■ Given instruction
Can you transcribe the data exactly? Leave the pictures out.

■ Material for this task
────────
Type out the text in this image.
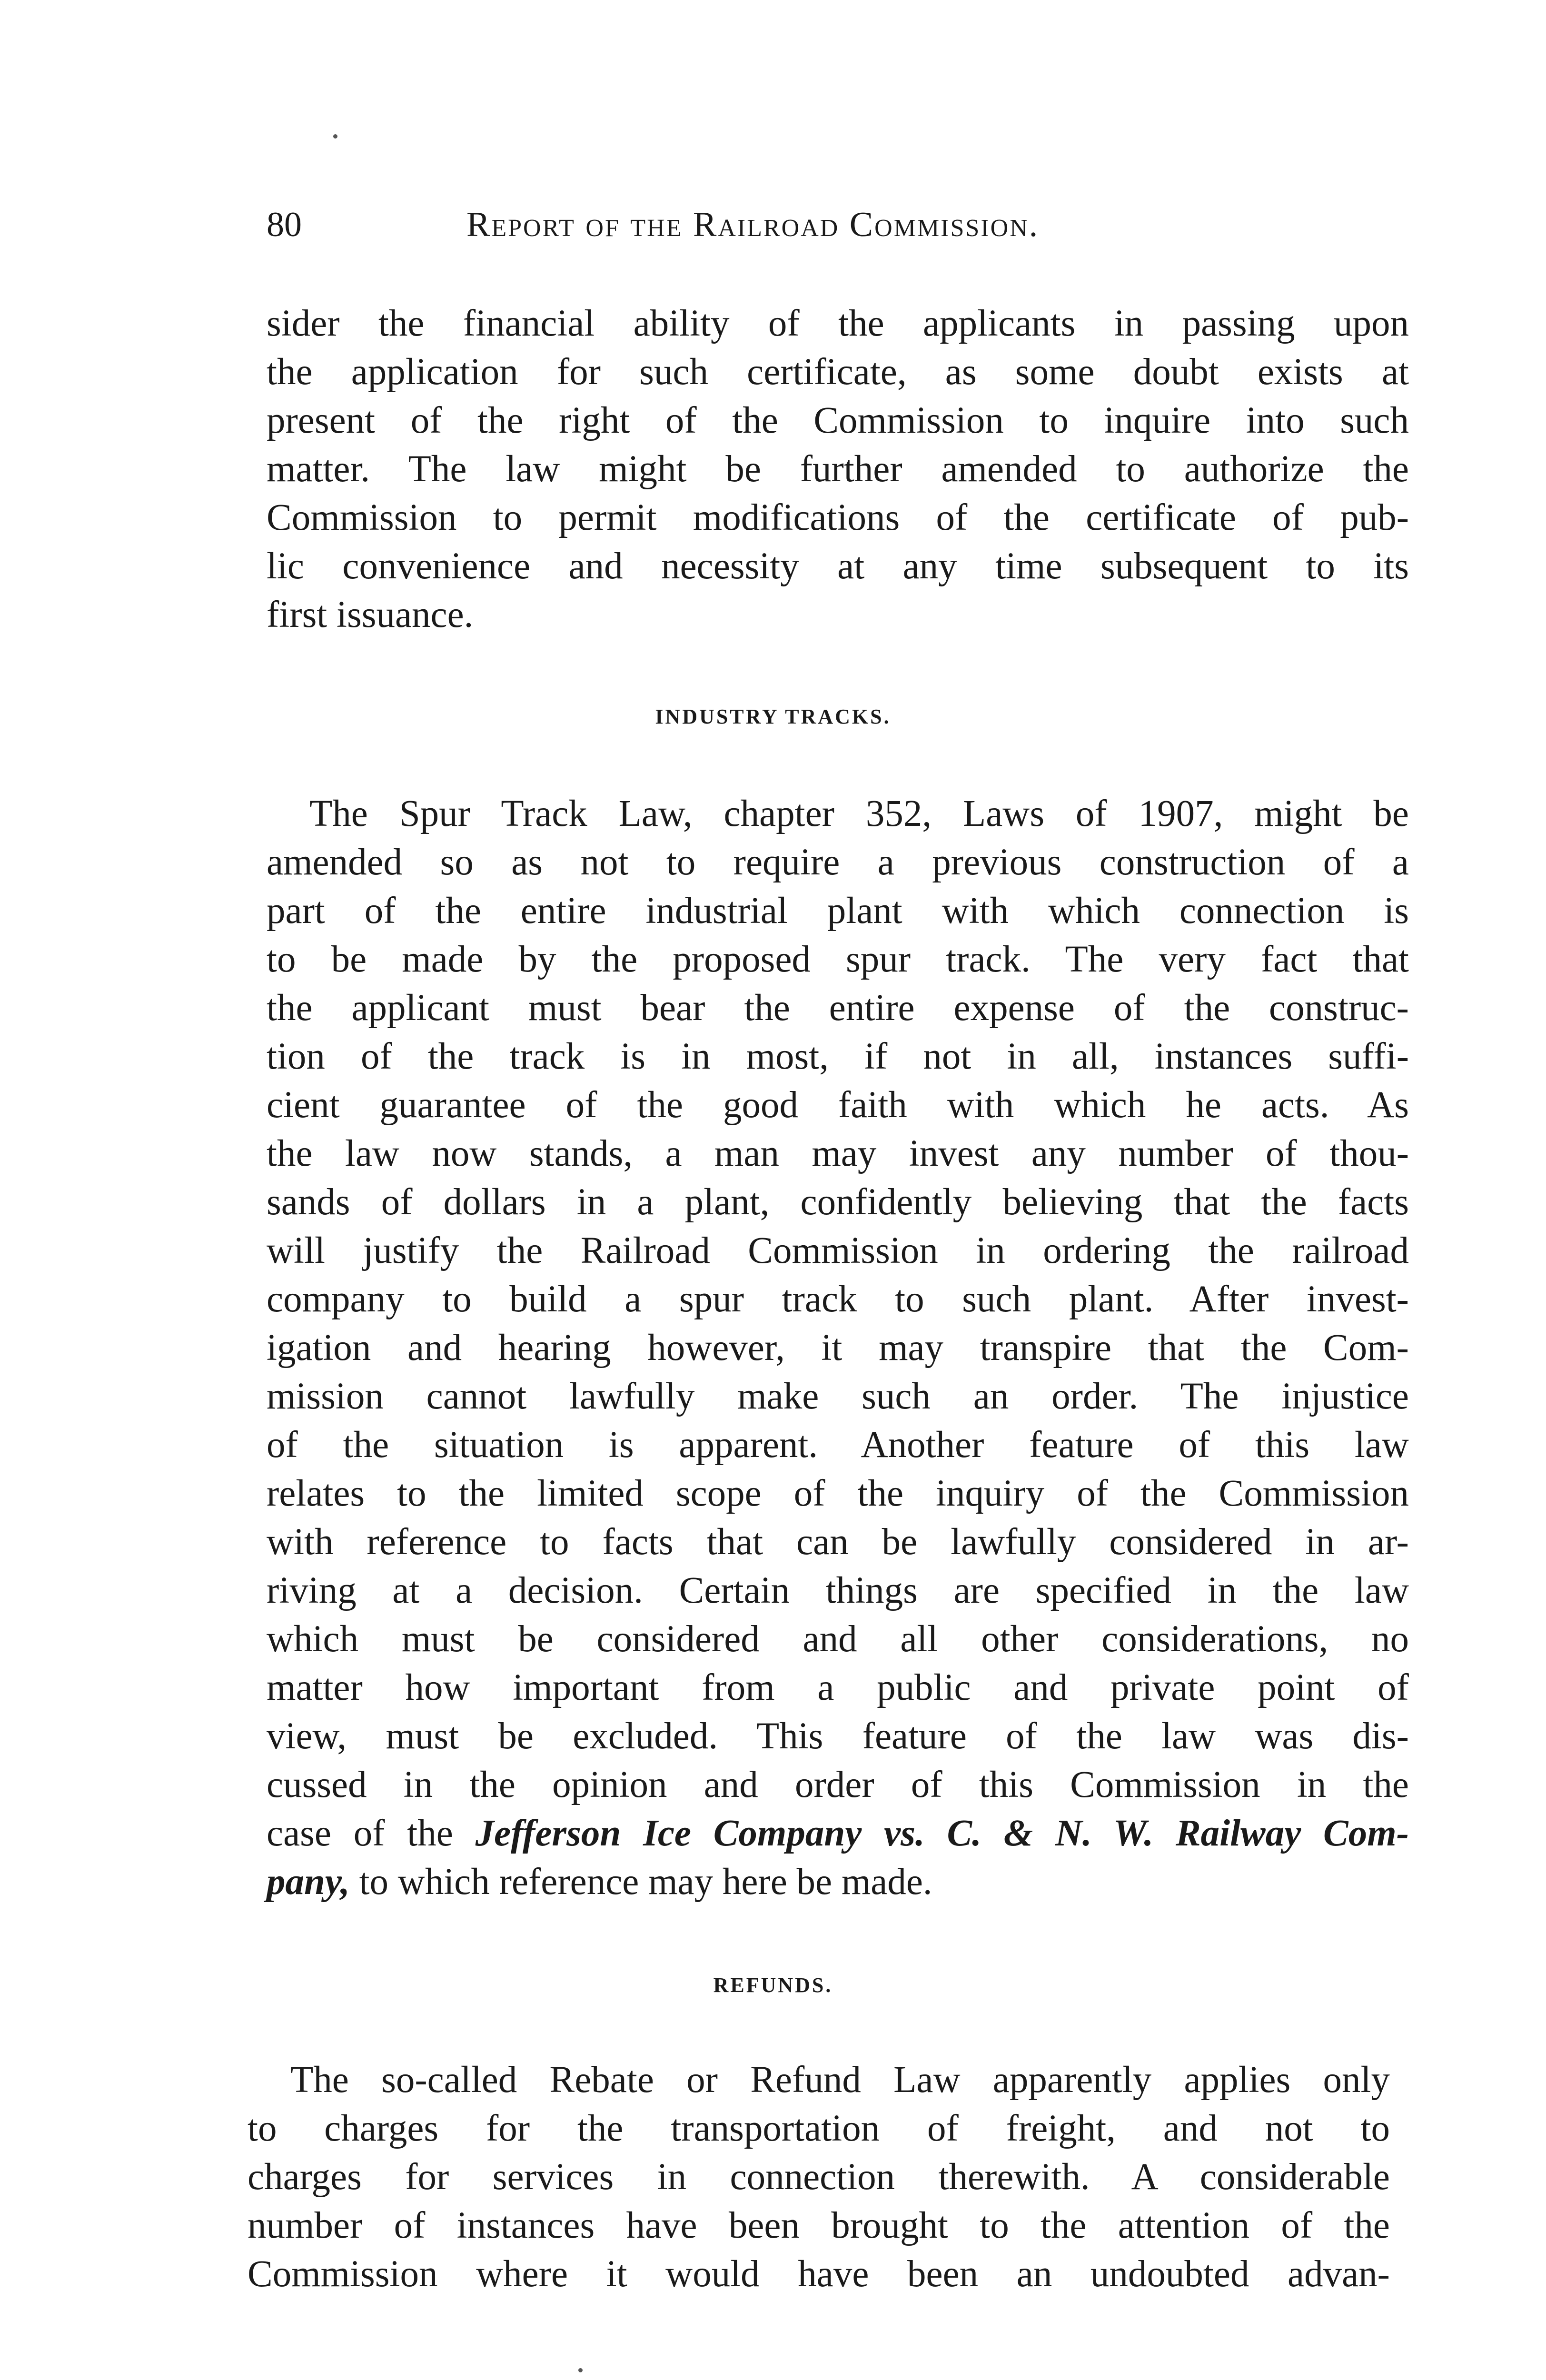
80	Report of the Railroad Commission.
sider the financial ability of the applicants in passing upon
the application for such certificate, as some doubt exists at
present of the right of the Commission to inquire into such
matter. The law might be further amended to authorize the
Commission to permit modifications of the certificate of pub-
lic convenience and necessity at any time subsequent to its
first issuance.
INDUSTRY TRACKS.
The Spur Track Law, chapter 352, Laws of 1907, might be
amended so as not to require a previous construction of a
part of the entire industrial plant with which connection is
to be made by the proposed spur track. The very fact that
the applicant must bear the entire expense of the construc-
tion of the track is in most, if not in all, instances suffi-
cient guarantee of the good faith with which he acts. As
the law now stands, a man may invest any number of thou-
sands of dollars in a plant, confidently believing that the facts
will justify the Railroad Commission in ordering the railroad
company to build a spur track to such plant. After invest-
igation and hearing however, it may transpire that the Com-
mission cannot lawfully make such an order. The injustice
of the situation is apparent. Another feature of this law
relates to the limited scope of the inquiry of the Commission
with reference to facts that can be lawfully considered in ar-
riving at a decision. Certain things are specified in the law
which must be considered and all other considerations, no
matter how important from a public and private point of
view, must be excluded. This feature of the law was dis-
cussed in the opinion and order of this Commission in the
case of the Jefferson Ice Company vs. C. & N. W. Railway Com-
pany, to which reference may here be made.
REFUNDS.
The so-called Rebate or Refund Law apparently applies only
to charges for the transportation of freight, and not to
charges for services in connection therewith. A considerable
number of instances have been brought to the attention of the
Commission where it would have been an undoubted advan-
────────
■ Written solution
Type out the text in this image.
80	Report of the Railroad Commission.
sider the financial ability of the applicants in passing upon
the application for such certificate, as some doubt exists at
present of the right of the Commission to inquire into such
matter. The law might be further amended to authorize the
Commission to permit modifications of the certificate of pub-
lic convenience and necessity at any time subsequent to its
first issuance.
INDUSTRY TRACKS.
The Spur Track Law, chapter 352, Laws of 1907, might be
amended so as not to require a previous construction of a
part of the entire industrial plant with which connection is
to be made by the proposed spur track. The very fact that
the applicant must bear the entire expense of the construc-
tion of the track is in most, if not in all, instances suffi-
cient guarantee of the good faith with which he acts. As
the law now stands, a man may invest any number of thou-
sands of dollars in a plant, confidently believing that the facts
will justify the Railroad Commission in ordering the railroad
company to build a spur track to such plant. After invest-
igation and hearing however, it may transpire that the Com-
mission cannot lawfully make such an order. The injustice
of the situation is apparent. Another feature of this law
relates to the limited scope of the inquiry of the Commission
with reference to facts that can be lawfully considered in ar-
riving at a decision. Certain things are specified in the law
which must be considered and all other considerations, no
matter how important from a public and private point of
view, must be excluded. This feature of the law was dis-
cussed in the opinion and order of this Commission in the
case of the Jefferson Ice Company vs. C. & N. W. Railway Com-
pany, to which reference may here be made.
REFUNDS.
The so-called Rebate or Refund Law apparently applies only
to charges for the transportation of freight, and not to
charges for services in connection therewith. A considerable
number of instances have been brought to the attention of the
Commission where it would have been an undoubted advan-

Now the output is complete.